Which lines in the records below contain the word "ultima"? Copy each of them in full.

::: Data to use

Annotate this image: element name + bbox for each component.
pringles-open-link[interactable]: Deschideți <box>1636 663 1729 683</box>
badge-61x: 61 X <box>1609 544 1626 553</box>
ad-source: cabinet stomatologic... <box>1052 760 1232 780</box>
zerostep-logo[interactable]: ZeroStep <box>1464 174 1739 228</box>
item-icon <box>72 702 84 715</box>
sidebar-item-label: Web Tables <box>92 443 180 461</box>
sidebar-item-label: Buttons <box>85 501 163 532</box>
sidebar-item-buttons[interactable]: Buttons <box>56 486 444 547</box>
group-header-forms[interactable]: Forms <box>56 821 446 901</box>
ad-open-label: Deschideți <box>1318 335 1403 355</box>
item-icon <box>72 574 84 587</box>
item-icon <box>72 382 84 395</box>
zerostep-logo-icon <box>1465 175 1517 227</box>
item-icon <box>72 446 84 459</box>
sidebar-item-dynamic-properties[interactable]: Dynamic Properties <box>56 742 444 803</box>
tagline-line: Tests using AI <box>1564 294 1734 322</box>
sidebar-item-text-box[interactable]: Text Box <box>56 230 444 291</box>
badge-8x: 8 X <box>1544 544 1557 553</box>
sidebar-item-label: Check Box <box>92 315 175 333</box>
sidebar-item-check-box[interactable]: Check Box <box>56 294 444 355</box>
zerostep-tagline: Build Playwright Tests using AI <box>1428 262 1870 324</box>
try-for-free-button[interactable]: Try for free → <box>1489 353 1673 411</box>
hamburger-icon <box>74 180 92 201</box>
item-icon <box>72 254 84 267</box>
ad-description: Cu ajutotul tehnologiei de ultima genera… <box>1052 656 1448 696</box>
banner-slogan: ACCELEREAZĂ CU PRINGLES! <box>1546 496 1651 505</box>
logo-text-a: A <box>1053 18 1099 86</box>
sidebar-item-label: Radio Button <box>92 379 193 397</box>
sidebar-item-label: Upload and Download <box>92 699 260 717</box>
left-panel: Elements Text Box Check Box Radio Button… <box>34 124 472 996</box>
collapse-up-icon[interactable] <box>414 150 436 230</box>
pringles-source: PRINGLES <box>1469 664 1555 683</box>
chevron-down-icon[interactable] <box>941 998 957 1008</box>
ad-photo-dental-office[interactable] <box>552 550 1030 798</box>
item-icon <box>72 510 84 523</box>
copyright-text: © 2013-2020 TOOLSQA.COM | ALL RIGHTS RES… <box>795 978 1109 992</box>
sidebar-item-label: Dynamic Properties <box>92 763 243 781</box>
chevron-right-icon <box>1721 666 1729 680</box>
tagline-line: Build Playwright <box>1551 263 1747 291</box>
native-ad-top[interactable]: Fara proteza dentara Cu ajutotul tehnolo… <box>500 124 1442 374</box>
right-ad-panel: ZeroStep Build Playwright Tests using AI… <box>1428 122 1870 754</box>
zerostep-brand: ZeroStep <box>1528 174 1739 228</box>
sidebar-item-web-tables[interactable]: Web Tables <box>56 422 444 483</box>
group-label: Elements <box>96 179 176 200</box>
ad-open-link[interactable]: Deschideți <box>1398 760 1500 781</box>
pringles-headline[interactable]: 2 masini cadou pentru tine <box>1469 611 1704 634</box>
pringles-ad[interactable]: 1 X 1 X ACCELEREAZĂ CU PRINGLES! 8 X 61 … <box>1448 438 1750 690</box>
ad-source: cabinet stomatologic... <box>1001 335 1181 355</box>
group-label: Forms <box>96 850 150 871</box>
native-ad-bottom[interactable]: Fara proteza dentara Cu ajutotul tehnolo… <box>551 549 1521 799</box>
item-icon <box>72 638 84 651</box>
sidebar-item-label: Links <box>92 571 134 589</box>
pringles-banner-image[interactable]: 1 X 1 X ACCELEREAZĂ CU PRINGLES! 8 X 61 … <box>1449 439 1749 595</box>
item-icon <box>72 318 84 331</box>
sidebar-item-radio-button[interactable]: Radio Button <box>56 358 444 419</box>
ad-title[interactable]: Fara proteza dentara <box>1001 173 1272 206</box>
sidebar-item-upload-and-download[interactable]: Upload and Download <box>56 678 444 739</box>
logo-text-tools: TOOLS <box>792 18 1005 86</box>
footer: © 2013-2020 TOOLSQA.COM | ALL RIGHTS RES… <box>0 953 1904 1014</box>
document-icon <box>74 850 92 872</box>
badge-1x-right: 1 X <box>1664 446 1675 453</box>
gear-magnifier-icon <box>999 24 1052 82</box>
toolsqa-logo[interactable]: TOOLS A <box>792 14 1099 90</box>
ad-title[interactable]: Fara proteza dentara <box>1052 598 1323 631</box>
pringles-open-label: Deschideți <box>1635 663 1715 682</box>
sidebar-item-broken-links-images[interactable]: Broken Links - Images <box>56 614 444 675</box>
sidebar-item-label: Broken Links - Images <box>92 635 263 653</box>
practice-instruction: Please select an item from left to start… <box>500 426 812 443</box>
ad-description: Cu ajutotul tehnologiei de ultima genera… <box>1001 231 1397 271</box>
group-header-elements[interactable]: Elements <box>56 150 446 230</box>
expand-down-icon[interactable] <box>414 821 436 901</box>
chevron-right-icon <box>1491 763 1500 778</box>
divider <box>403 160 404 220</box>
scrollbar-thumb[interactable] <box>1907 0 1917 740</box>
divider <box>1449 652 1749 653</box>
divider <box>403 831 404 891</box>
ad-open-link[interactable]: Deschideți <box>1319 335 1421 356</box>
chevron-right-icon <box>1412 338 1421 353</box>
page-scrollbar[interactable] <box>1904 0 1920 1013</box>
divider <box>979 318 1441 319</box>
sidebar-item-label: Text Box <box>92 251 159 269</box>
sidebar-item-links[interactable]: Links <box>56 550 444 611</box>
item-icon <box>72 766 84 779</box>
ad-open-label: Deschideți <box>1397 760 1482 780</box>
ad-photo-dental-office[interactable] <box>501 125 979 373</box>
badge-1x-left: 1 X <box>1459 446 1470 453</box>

::::::

> **Solved problem**
ad-description: Cu ajutotul tehnologiei de ultima genera… <box>1052 656 1448 696</box>
ad-description: Cu ajutotul tehnologiei de ultima genera… <box>1001 231 1397 271</box>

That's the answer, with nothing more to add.